(Dataset listings of figures)
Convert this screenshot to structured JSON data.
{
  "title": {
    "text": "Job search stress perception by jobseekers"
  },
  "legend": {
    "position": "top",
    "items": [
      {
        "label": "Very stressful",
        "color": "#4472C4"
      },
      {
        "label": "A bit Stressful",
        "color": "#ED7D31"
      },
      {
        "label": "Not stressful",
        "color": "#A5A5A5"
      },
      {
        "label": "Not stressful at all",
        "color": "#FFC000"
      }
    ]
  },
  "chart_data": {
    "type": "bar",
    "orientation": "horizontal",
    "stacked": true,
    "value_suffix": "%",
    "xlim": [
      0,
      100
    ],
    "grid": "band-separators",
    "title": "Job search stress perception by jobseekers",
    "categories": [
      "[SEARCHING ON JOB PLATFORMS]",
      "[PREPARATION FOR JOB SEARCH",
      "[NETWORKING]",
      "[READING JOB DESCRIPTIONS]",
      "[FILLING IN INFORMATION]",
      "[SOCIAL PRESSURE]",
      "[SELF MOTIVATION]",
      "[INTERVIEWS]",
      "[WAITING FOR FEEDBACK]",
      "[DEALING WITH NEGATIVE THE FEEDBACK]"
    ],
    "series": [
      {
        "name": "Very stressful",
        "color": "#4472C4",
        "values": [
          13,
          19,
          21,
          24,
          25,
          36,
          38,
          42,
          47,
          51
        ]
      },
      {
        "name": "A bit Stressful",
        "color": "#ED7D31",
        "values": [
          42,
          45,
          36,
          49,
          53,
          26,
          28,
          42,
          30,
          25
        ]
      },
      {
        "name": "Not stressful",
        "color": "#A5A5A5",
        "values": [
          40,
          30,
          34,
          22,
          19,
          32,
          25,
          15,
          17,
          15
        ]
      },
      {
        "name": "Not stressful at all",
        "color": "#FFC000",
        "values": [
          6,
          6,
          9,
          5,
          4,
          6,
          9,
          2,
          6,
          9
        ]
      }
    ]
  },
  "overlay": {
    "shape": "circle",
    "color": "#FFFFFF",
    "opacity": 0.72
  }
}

**OBJECTIVE:** Your task is to return the full listing exactly as it was given.

**ANSWER FOR THE TASK:**
Convert this screenshot to structured JSON data.
{
  "title": {
    "text": "Job search stress perception by jobseekers"
  },
  "legend": {
    "position": "top",
    "items": [
      {
        "label": "Very stressful",
        "color": "#4472C4"
      },
      {
        "label": "A bit Stressful",
        "color": "#ED7D31"
      },
      {
        "label": "Not stressful",
        "color": "#A5A5A5"
      },
      {
        "label": "Not stressful at all",
        "color": "#FFC000"
      }
    ]
  },
  "chart_data": {
    "type": "bar",
    "orientation": "horizontal",
    "stacked": true,
    "value_suffix": "%",
    "xlim": [
      0,
      100
    ],
    "grid": "band-separators",
    "title": "Job search stress perception by jobseekers",
    "categories": [
      "[SEARCHING ON JOB PLATFORMS]",
      "[PREPARATION FOR JOB SEARCH",
      "[NETWORKING]",
      "[READING JOB DESCRIPTIONS]",
      "[FILLING IN INFORMATION]",
      "[SOCIAL PRESSURE]",
      "[SELF MOTIVATION]",
      "[INTERVIEWS]",
      "[WAITING FOR FEEDBACK]",
      "[DEALING WITH NEGATIVE THE FEEDBACK]"
    ],
    "series": [
      {
        "name": "Very stressful",
        "color": "#4472C4",
        "values": [
          13,
          19,
          21,
          24,
          25,
          36,
          38,
          42,
          47,
          51
        ]
      },
      {
        "name": "A bit Stressful",
        "color": "#ED7D31",
        "values": [
          42,
          45,
          36,
          49,
          53,
          26,
          28,
          42,
          30,
          25
        ]
      },
      {
        "name": "Not stressful",
        "color": "#A5A5A5",
        "values": [
          40,
          30,
          34,
          22,
          19,
          32,
          25,
          15,
          17,
          15
        ]
      },
      {
        "name": "Not stressful at all",
        "color": "#FFC000",
        "values": [
          6,
          6,
          9,
          5,
          4,
          6,
          9,
          2,
          6,
          9
        ]
      }
    ]
  },
  "overlay": {
    "shape": "circle",
    "color": "#FFFFFF",
    "opacity": 0.72
  }
}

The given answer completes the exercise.